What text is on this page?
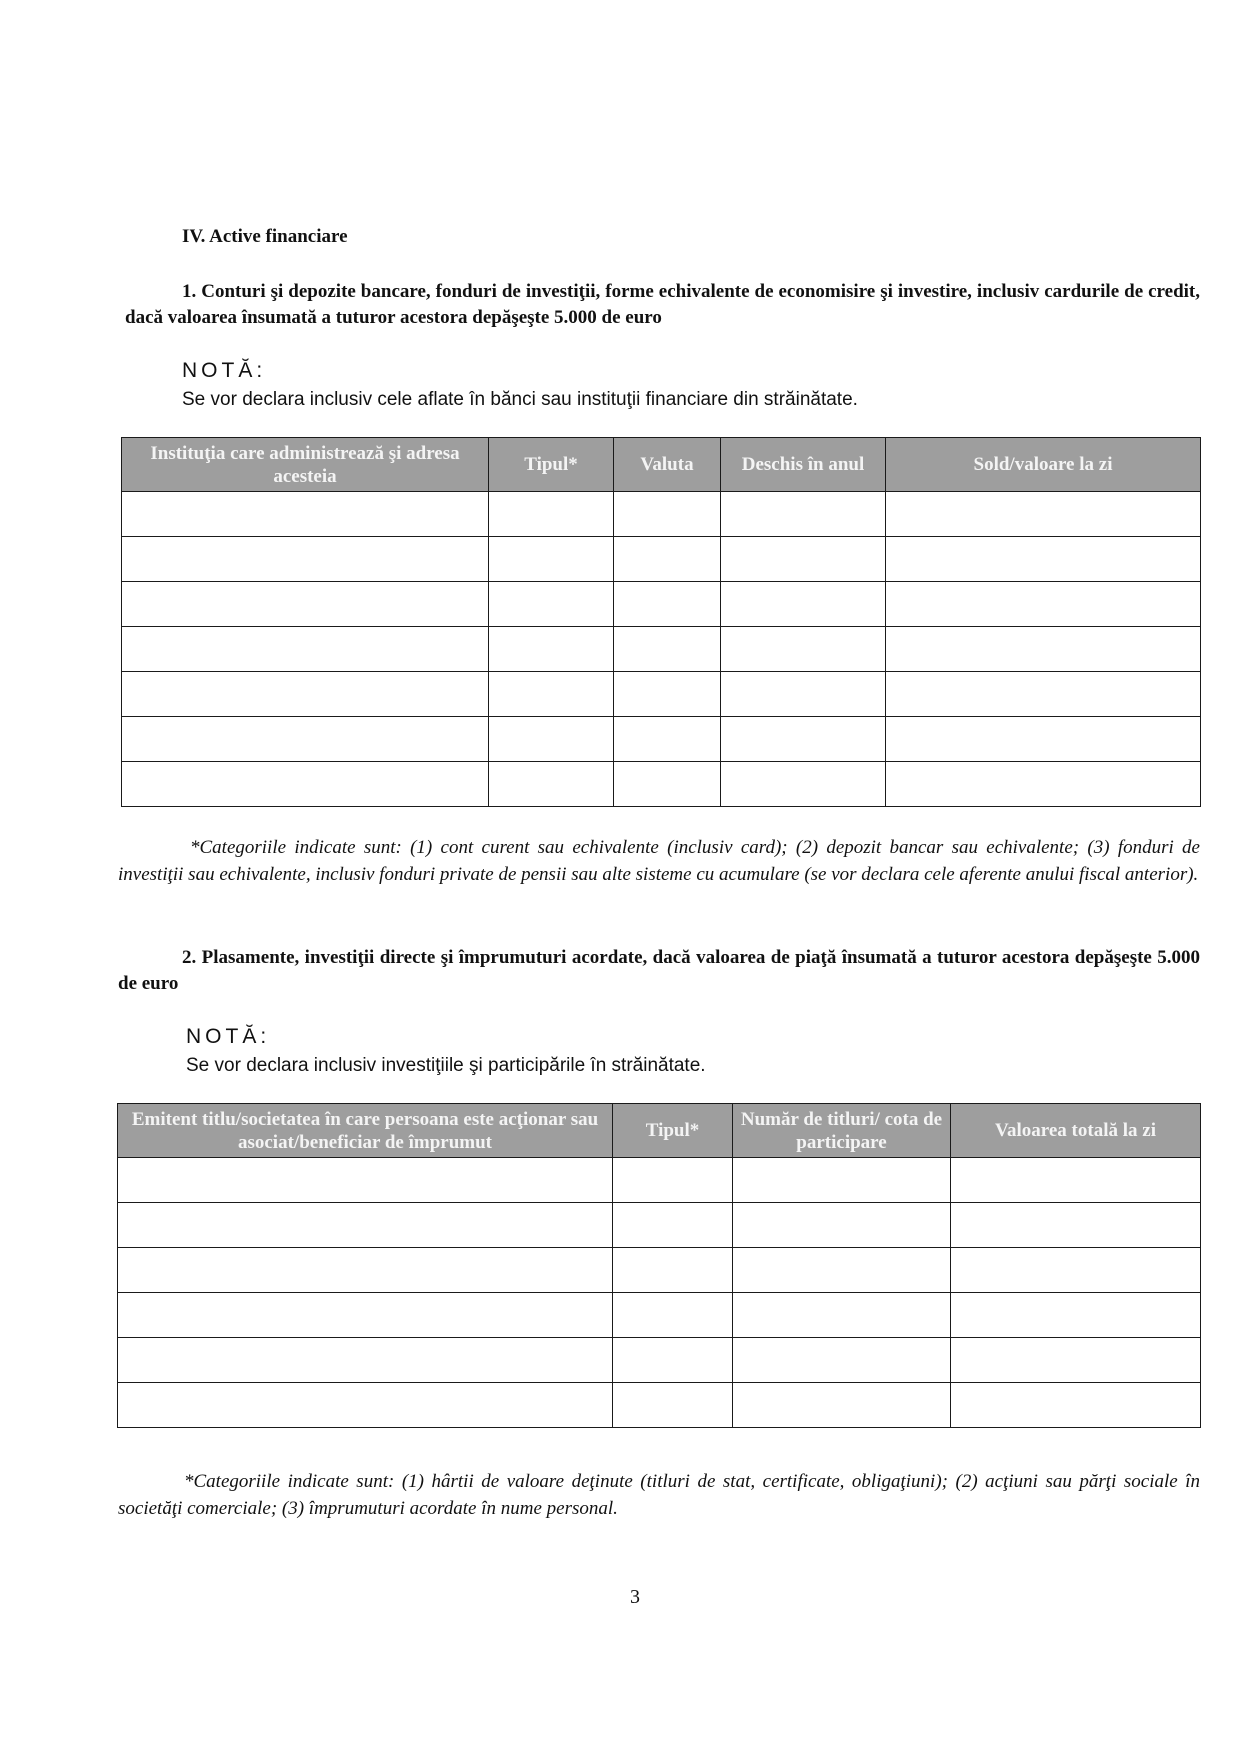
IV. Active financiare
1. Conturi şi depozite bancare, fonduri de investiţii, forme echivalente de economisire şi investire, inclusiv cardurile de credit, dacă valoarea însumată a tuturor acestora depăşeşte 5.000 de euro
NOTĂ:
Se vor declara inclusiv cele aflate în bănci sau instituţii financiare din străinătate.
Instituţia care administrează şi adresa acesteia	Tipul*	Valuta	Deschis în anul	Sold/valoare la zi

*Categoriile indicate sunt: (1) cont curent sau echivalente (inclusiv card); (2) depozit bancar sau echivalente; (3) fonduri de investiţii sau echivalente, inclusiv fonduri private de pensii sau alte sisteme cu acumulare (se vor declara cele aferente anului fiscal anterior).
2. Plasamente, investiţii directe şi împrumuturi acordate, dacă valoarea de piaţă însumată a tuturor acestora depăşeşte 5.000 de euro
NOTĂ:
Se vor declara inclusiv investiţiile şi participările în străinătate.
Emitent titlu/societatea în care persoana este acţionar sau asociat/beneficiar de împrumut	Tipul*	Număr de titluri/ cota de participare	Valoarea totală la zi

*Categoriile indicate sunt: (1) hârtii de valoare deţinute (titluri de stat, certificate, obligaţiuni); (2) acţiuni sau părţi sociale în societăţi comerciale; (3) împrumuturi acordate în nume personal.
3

□ □ □ □ □

EXERCISE DIRECTIONS: Reproduce every line of the material precisely, omitting its pictures.

SOLUTION FOR THIS TASK:
What text is on this page?
IV. Active financiare
1. Conturi şi depozite bancare, fonduri de investiţii, forme echivalente de economisire şi investire, inclusiv cardurile de credit, dacă valoarea însumată a tuturor acestora depăşeşte 5.000 de euro
NOTĂ:
Se vor declara inclusiv cele aflate în bănci sau instituţii financiare din străinătate.
Instituţia care administrează şi adresa acesteia	Tipul*	Valuta	Deschis în anul	Sold/valoare la zi

*Categoriile indicate sunt: (1) cont curent sau echivalente (inclusiv card); (2) depozit bancar sau echivalente; (3) fonduri de investiţii sau echivalente, inclusiv fonduri private de pensii sau alte sisteme cu acumulare (se vor declara cele aferente anului fiscal anterior).
2. Plasamente, investiţii directe şi împrumuturi acordate, dacă valoarea de piaţă însumată a tuturor acestora depăşeşte 5.000 de euro
NOTĂ:
Se vor declara inclusiv investiţiile şi participările în străinătate.
Emitent titlu/societatea în care persoana este acţionar sau asociat/beneficiar de împrumut	Tipul*	Număr de titluri/ cota de participare	Valoarea totală la zi

*Categoriile indicate sunt: (1) hârtii de valoare deţinute (titluri de stat, certificate, obligaţiuni); (2) acţiuni sau părţi sociale în societăţi comerciale; (3) împrumuturi acordate în nume personal.
3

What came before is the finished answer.